(MATERIAL TO PROCESS)

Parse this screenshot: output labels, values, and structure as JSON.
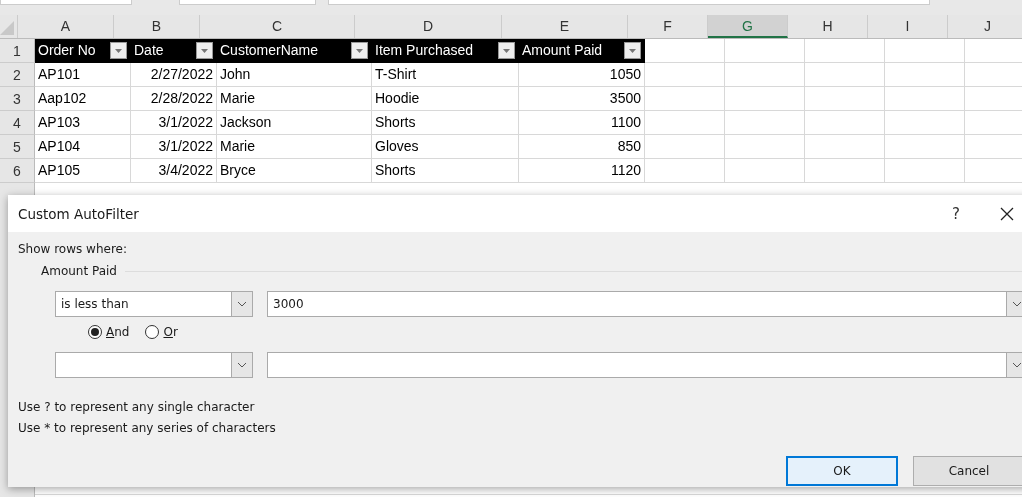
{
  "columns": [
    {
      "label": "A",
      "selected": false
    },
    {
      "label": "B",
      "selected": false
    },
    {
      "label": "C",
      "selected": false
    },
    {
      "label": "D",
      "selected": false
    },
    {
      "label": "E",
      "selected": false
    },
    {
      "label": "F",
      "selected": false
    },
    {
      "label": "G",
      "selected": true
    },
    {
      "label": "H",
      "selected": false
    },
    {
      "label": "I",
      "selected": false
    },
    {
      "label": "J",
      "selected": false
    }
  ],
  "header_row": {
    "number": "1",
    "cells": [
      "Order No",
      "Date",
      "CustomerName",
      "Item Purchased",
      "Amount Paid"
    ]
  },
  "rows": [
    {
      "number": "2",
      "cells": [
        "AP101",
        "2/27/2022",
        "John",
        "T-Shirt",
        "1050"
      ]
    },
    {
      "number": "3",
      "cells": [
        "Aap102",
        "2/28/2022",
        "Marie",
        "Hoodie",
        "3500"
      ]
    },
    {
      "number": "4",
      "cells": [
        "AP103",
        "3/1/2022",
        "Jackson",
        "Shorts",
        "1100"
      ]
    },
    {
      "number": "5",
      "cells": [
        "AP104",
        "3/1/2022",
        "Marie",
        "Gloves",
        "850"
      ]
    },
    {
      "number": "6",
      "cells": [
        "AP105",
        "3/4/2022",
        "Bryce",
        "Shorts",
        "1120"
      ]
    }
  ],
  "dialog": {
    "title": "Custom AutoFilter",
    "help": "?",
    "intro": "Show rows where:",
    "field": "Amount Paid",
    "condition_1": {
      "operator": "is less than",
      "value": "3000"
    },
    "joins": [
      {
        "label": "And",
        "selected": true
      },
      {
        "label": "Or",
        "selected": false
      }
    ],
    "hints": [
      "Use ? to represent any single character",
      "Use * to represent any series of characters"
    ],
    "buttons": [
      {
        "label": "OK",
        "focused": true
      },
      {
        "label": "Cancel",
        "focused": false
      }
    ]
  }
}
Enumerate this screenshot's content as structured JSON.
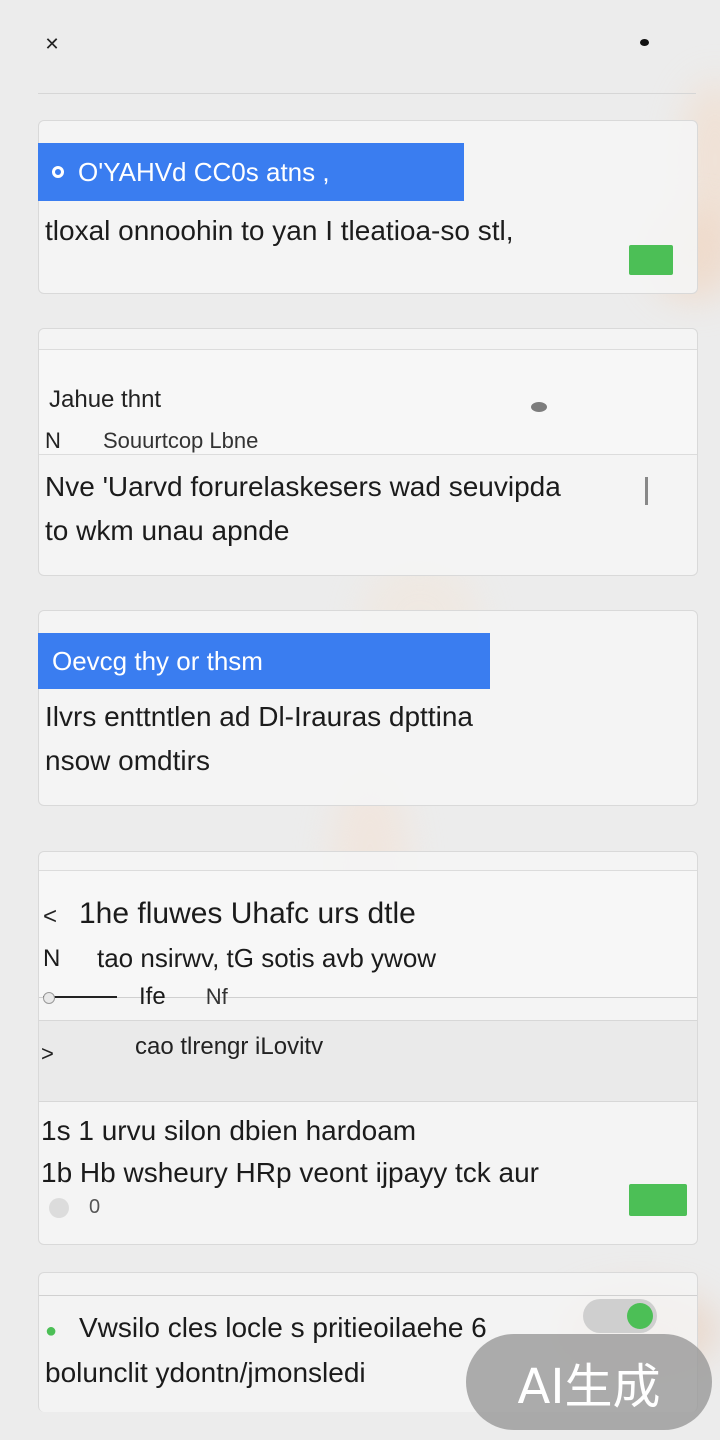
{
  "topbar": {
    "close_glyph": "✕"
  },
  "card1": {
    "banner": "O'YAHVd CC0s atns ,",
    "body": "tloxal onnoohin to yan I tleatioa-so stl,",
    "action_color": "#4cbf56"
  },
  "card2": {
    "author": "Jahue thnt",
    "subtitle": "Souurtcop Lbne",
    "subtitle_icon": "N",
    "desc_line1": "Nve 'Uarvd forurelaskesers wad seuvipda",
    "desc_line2": "to wkm unau apnde"
  },
  "card3": {
    "banner": "Oevcg thy or thsm",
    "body_line1": "Ilvrs enttntlen ad Dl-Irauras dpttina",
    "body_line2": "nsow omdtirs"
  },
  "card4": {
    "back_glyph": "<",
    "title": "1he fluwes Uhafc urs dtle",
    "meta_icon": "N",
    "meta": "tao nsirwv, tG  sotis avb ywow",
    "slider_label": "Ife",
    "slider_extra": "Nf",
    "row_chevron": ">",
    "row_label": "cao tlrengr iLovitv",
    "lower_line1": "1s 1 urvu silon dbien hardoam",
    "lower_line2": "1b Hb wsheury HRp veont ijpayy tck aur",
    "lower_small": "0",
    "action_color": "#4cbf56"
  },
  "card5": {
    "lead_icon": "●",
    "line1": "Vwsilo cles locle s pritieoilaehe 6",
    "line2": "bolunclit ydontn/jmonsledi"
  },
  "badge": {
    "text": "AI生成"
  }
}
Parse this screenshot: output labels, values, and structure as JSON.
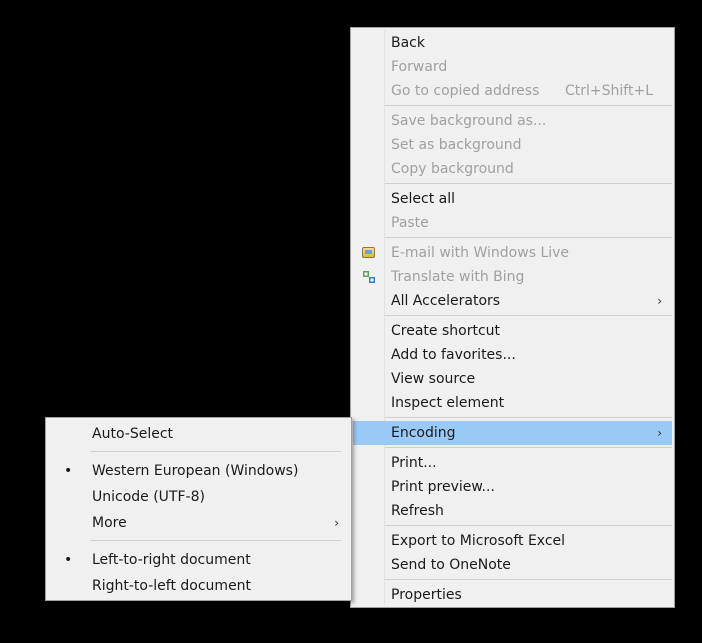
{
  "main_menu": {
    "back": "Back",
    "forward": "Forward",
    "go_to_copied_address": "Go to copied address",
    "go_to_copied_address_shortcut": "Ctrl+Shift+L",
    "save_background_as": "Save background as...",
    "set_as_background": "Set as background",
    "copy_background": "Copy background",
    "select_all": "Select all",
    "paste": "Paste",
    "email_with_windows_live": "E-mail with Windows Live",
    "translate_with_bing": "Translate with Bing",
    "all_accelerators": "All Accelerators",
    "create_shortcut": "Create shortcut",
    "add_to_favorites": "Add to favorites...",
    "view_source": "View source",
    "inspect_element": "Inspect element",
    "encoding": "Encoding",
    "print": "Print...",
    "print_preview": "Print preview...",
    "refresh": "Refresh",
    "export_to_excel": "Export to Microsoft Excel",
    "send_to_onenote": "Send to OneNote",
    "properties": "Properties",
    "submenu_arrow": "›"
  },
  "encoding_submenu": {
    "auto_select": "Auto-Select",
    "western_european": "Western European (Windows)",
    "unicode_utf8": "Unicode (UTF-8)",
    "more": "More",
    "left_to_right": "Left-to-right document",
    "right_to_left": "Right-to-left document",
    "bullet": "•",
    "submenu_arrow": "›"
  },
  "colors": {
    "highlight": "#99c9f5",
    "disabled_text": "#a0a0a0",
    "menu_background": "#f0f0f0"
  },
  "icons": {
    "email": "email-windows-live-icon",
    "translate": "translate-bing-icon"
  }
}
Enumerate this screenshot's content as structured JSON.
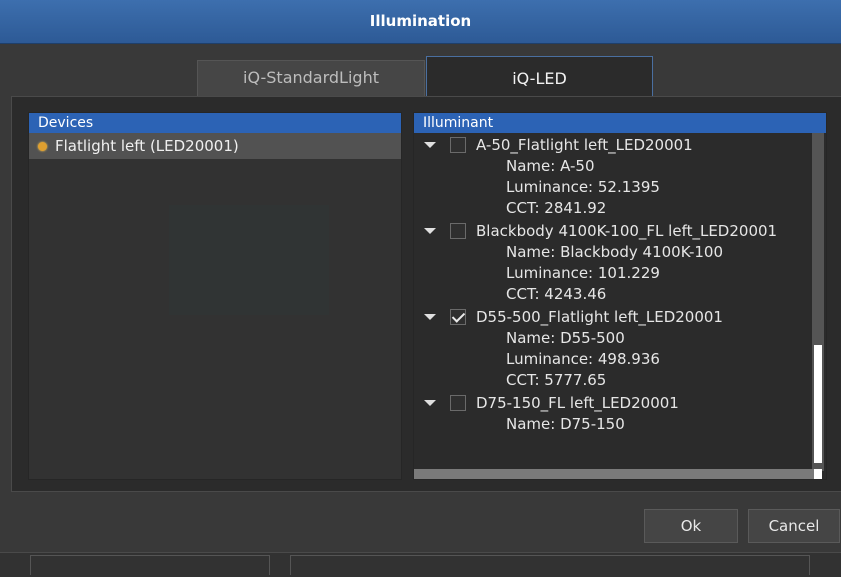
{
  "window": {
    "title": "Illumination"
  },
  "tabs": [
    {
      "label": "iQ-StandardLight",
      "active": false
    },
    {
      "label": "iQ-LED",
      "active": true
    }
  ],
  "devices": {
    "header": "Devices",
    "items": [
      {
        "label": "Flatlight left (LED20001)",
        "status_color": "#e0a030"
      }
    ]
  },
  "illuminant": {
    "header": "Illuminant",
    "items": [
      {
        "title": "A-50_Flatlight left_LED20001",
        "checked": false,
        "name": "Name: A-50",
        "luminance": "Luminance: 52.1395",
        "cct": "CCT: 2841.92"
      },
      {
        "title": "Blackbody 4100K-100_FL left_LED20001",
        "checked": false,
        "name": "Name: Blackbody 4100K-100",
        "luminance": "Luminance: 101.229",
        "cct": "CCT: 4243.46"
      },
      {
        "title": "D55-500_Flatlight left_LED20001",
        "checked": true,
        "name": "Name: D55-500",
        "luminance": "Luminance: 498.936",
        "cct": "CCT: 5777.65"
      },
      {
        "title": "D75-150_FL left_LED20001",
        "checked": false,
        "name": "Name: D75-150"
      }
    ]
  },
  "buttons": {
    "ok": "Ok",
    "cancel": "Cancel"
  },
  "colors": {
    "accent": "#2c63b5",
    "titlebar": "#3d6fae"
  }
}
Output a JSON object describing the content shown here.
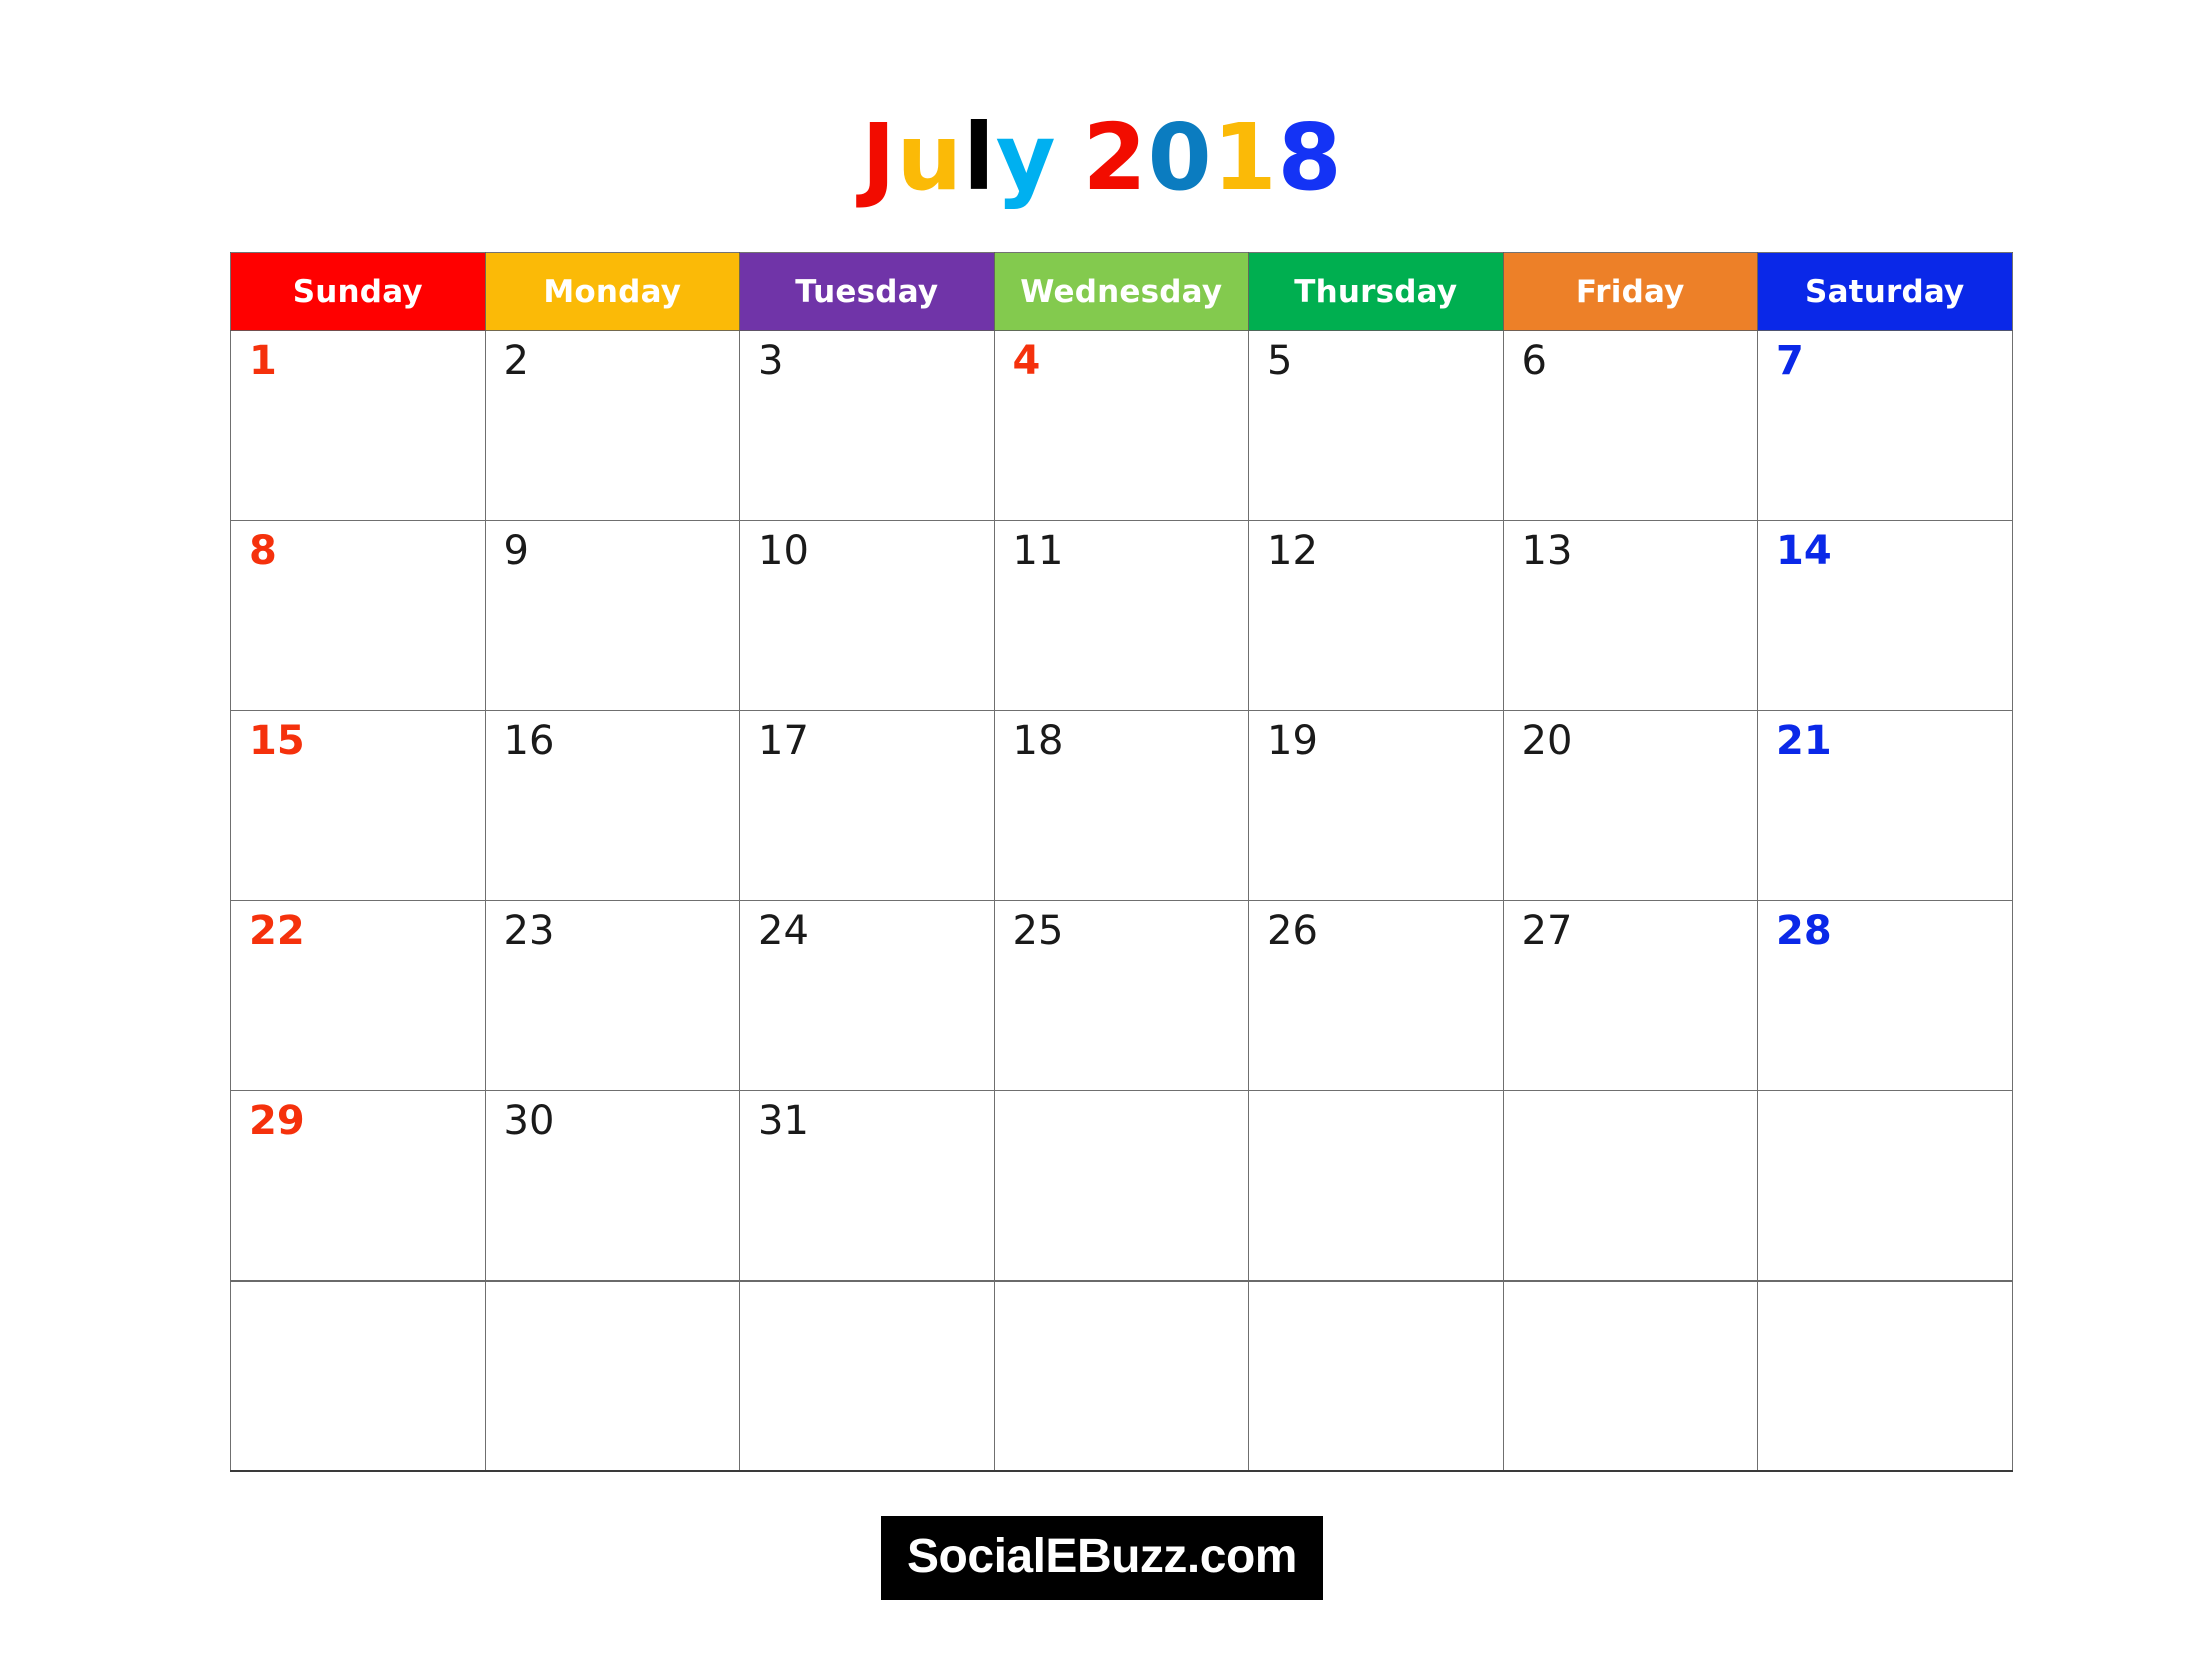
{
  "title": {
    "text": "July 2018",
    "letters": [
      {
        "ch": "J",
        "color": "#F20C00"
      },
      {
        "ch": "u",
        "color": "#FBBA07"
      },
      {
        "ch": "l",
        "color": "#8CC councils"
      },
      {
        "ch": "y",
        "color": "#00B0F0"
      },
      {
        "ch": " ",
        "color": ""
      },
      {
        "ch": "2",
        "color": "#F20C00"
      },
      {
        "ch": "0",
        "color": "#0B7CC0"
      },
      {
        "ch": "1",
        "color": "#FBBA07"
      },
      {
        "ch": "8",
        "color": "#1433F5"
      }
    ]
  },
  "weekdays": [
    {
      "label": "Sunday",
      "bg": "#FF0000"
    },
    {
      "label": "Monday",
      "bg": "#FBBA07"
    },
    {
      "label": "Tuesday",
      "bg": "#7034A8"
    },
    {
      "label": "Wednesday",
      "bg": "#83CA4E"
    },
    {
      "label": "Thursday",
      "bg": "#00AF50"
    },
    {
      "label": "Friday",
      "bg": "#ED8028"
    },
    {
      "label": "Saturday",
      "bg": "#0A28E8"
    }
  ],
  "weeks": [
    [
      {
        "day": "1",
        "style": "sun"
      },
      {
        "day": "2",
        "style": ""
      },
      {
        "day": "3",
        "style": ""
      },
      {
        "day": "4",
        "style": "holiday"
      },
      {
        "day": "5",
        "style": ""
      },
      {
        "day": "6",
        "style": ""
      },
      {
        "day": "7",
        "style": "sat"
      }
    ],
    [
      {
        "day": "8",
        "style": "sun"
      },
      {
        "day": "9",
        "style": ""
      },
      {
        "day": "10",
        "style": ""
      },
      {
        "day": "11",
        "style": ""
      },
      {
        "day": "12",
        "style": ""
      },
      {
        "day": "13",
        "style": ""
      },
      {
        "day": "14",
        "style": "sat"
      }
    ],
    [
      {
        "day": "15",
        "style": "sun"
      },
      {
        "day": "16",
        "style": ""
      },
      {
        "day": "17",
        "style": ""
      },
      {
        "day": "18",
        "style": ""
      },
      {
        "day": "19",
        "style": ""
      },
      {
        "day": "20",
        "style": ""
      },
      {
        "day": "21",
        "style": "sat"
      }
    ],
    [
      {
        "day": "22",
        "style": "sun"
      },
      {
        "day": "23",
        "style": ""
      },
      {
        "day": "24",
        "style": ""
      },
      {
        "day": "25",
        "style": ""
      },
      {
        "day": "26",
        "style": ""
      },
      {
        "day": "27",
        "style": ""
      },
      {
        "day": "28",
        "style": "sat"
      }
    ],
    [
      {
        "day": "29",
        "style": "sun"
      },
      {
        "day": "30",
        "style": ""
      },
      {
        "day": "31",
        "style": ""
      },
      {
        "day": "",
        "style": "empty"
      },
      {
        "day": "",
        "style": "empty"
      },
      {
        "day": "",
        "style": "empty"
      },
      {
        "day": "",
        "style": "empty"
      }
    ],
    [
      {
        "day": "",
        "style": "empty"
      },
      {
        "day": "",
        "style": "empty"
      },
      {
        "day": "",
        "style": "empty"
      },
      {
        "day": "",
        "style": "empty"
      },
      {
        "day": "",
        "style": "empty"
      },
      {
        "day": "",
        "style": "empty"
      },
      {
        "day": "",
        "style": "empty"
      }
    ]
  ],
  "watermark": {
    "text": "SocialEBuzz.com",
    "bg": "#000000",
    "color": "#FFFFFF"
  }
}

(TASK DESCRIPTION)
Of the lines in the material above, state how many contain the string "luminance"; give no other text.

(RIGHT ANSWER)
3